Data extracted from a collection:
◆ ◆ ◆
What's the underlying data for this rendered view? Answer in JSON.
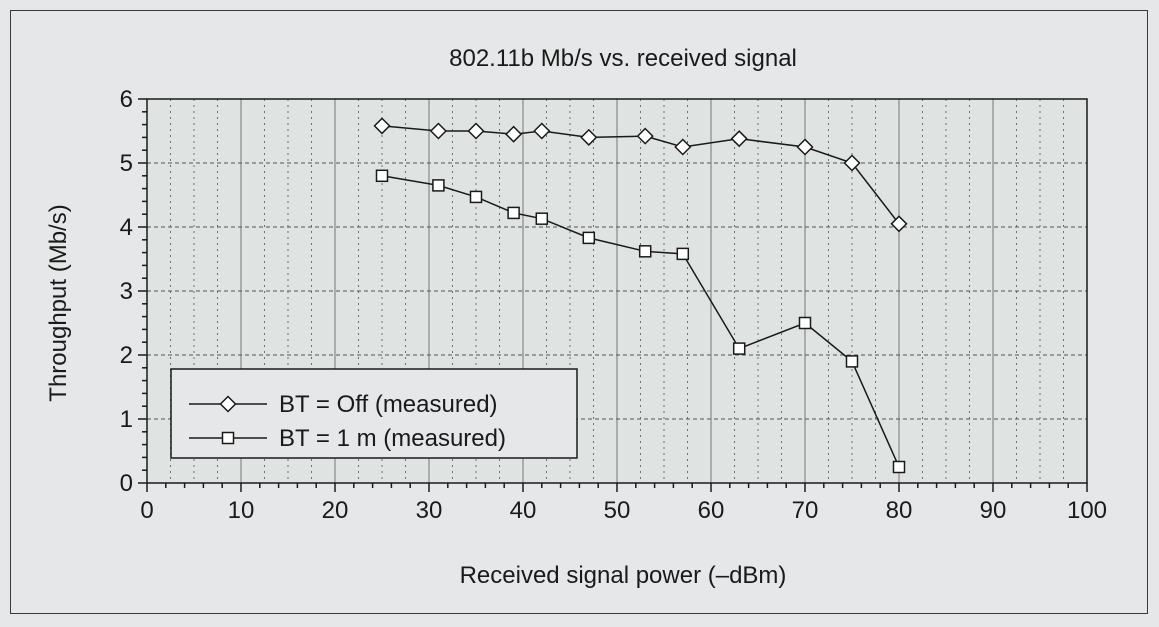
{
  "chart_data": {
    "type": "line",
    "title": "802.11b Mb/s vs. received signal",
    "xlabel": "Received signal power (–dBm)",
    "ylabel": "Throughput (Mb/s)",
    "xlim": [
      0,
      100
    ],
    "ylim": [
      0,
      6
    ],
    "xticks": [
      "0",
      "10",
      "20",
      "30",
      "40",
      "50",
      "60",
      "70",
      "80",
      "90",
      "100"
    ],
    "yticks": [
      "0",
      "1",
      "2",
      "3",
      "4",
      "5",
      "6"
    ],
    "grid": true,
    "legend_position": "bottom-left",
    "series": [
      {
        "name": "BT = Off (measured)",
        "marker": "diamond",
        "x": [
          25,
          31,
          35,
          39,
          42,
          47,
          53,
          57,
          63,
          70,
          75,
          80
        ],
        "y": [
          5.58,
          5.5,
          5.5,
          5.45,
          5.5,
          5.4,
          5.42,
          5.25,
          5.38,
          5.25,
          5.0,
          4.05
        ]
      },
      {
        "name": "BT = 1 m (measured)",
        "marker": "square",
        "x": [
          25,
          31,
          35,
          39,
          42,
          47,
          53,
          57,
          63,
          70,
          75,
          80
        ],
        "y": [
          4.8,
          4.65,
          4.47,
          4.22,
          4.13,
          3.83,
          3.62,
          3.58,
          2.1,
          2.5,
          1.9,
          0.25
        ]
      }
    ],
    "colors": {
      "plot_background": "#dfe4e3",
      "figure_background": "#e6e7e8",
      "line": "#1a1a1a",
      "grid": "#808080",
      "marker_fill": "#ffffff"
    }
  }
}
◆ ◆ ◆
▶ [EXERCISE TASK] Retype every entry verbatim and exclude the pictures from the copy.

▶ [EXERCISE ANSWER]
What's the underlying data for this rendered view? Answer in JSON.
{
  "chart_data": {
    "type": "line",
    "title": "802.11b Mb/s vs. received signal",
    "xlabel": "Received signal power (–dBm)",
    "ylabel": "Throughput (Mb/s)",
    "xlim": [
      0,
      100
    ],
    "ylim": [
      0,
      6
    ],
    "xticks": [
      "0",
      "10",
      "20",
      "30",
      "40",
      "50",
      "60",
      "70",
      "80",
      "90",
      "100"
    ],
    "yticks": [
      "0",
      "1",
      "2",
      "3",
      "4",
      "5",
      "6"
    ],
    "grid": true,
    "legend_position": "bottom-left",
    "series": [
      {
        "name": "BT = Off (measured)",
        "marker": "diamond",
        "x": [
          25,
          31,
          35,
          39,
          42,
          47,
          53,
          57,
          63,
          70,
          75,
          80
        ],
        "y": [
          5.58,
          5.5,
          5.5,
          5.45,
          5.5,
          5.4,
          5.42,
          5.25,
          5.38,
          5.25,
          5.0,
          4.05
        ]
      },
      {
        "name": "BT = 1 m (measured)",
        "marker": "square",
        "x": [
          25,
          31,
          35,
          39,
          42,
          47,
          53,
          57,
          63,
          70,
          75,
          80
        ],
        "y": [
          4.8,
          4.65,
          4.47,
          4.22,
          4.13,
          3.83,
          3.62,
          3.58,
          2.1,
          2.5,
          1.9,
          0.25
        ]
      }
    ],
    "colors": {
      "plot_background": "#dfe4e3",
      "figure_background": "#e6e7e8",
      "line": "#1a1a1a",
      "grid": "#808080",
      "marker_fill": "#ffffff"
    }
  }
}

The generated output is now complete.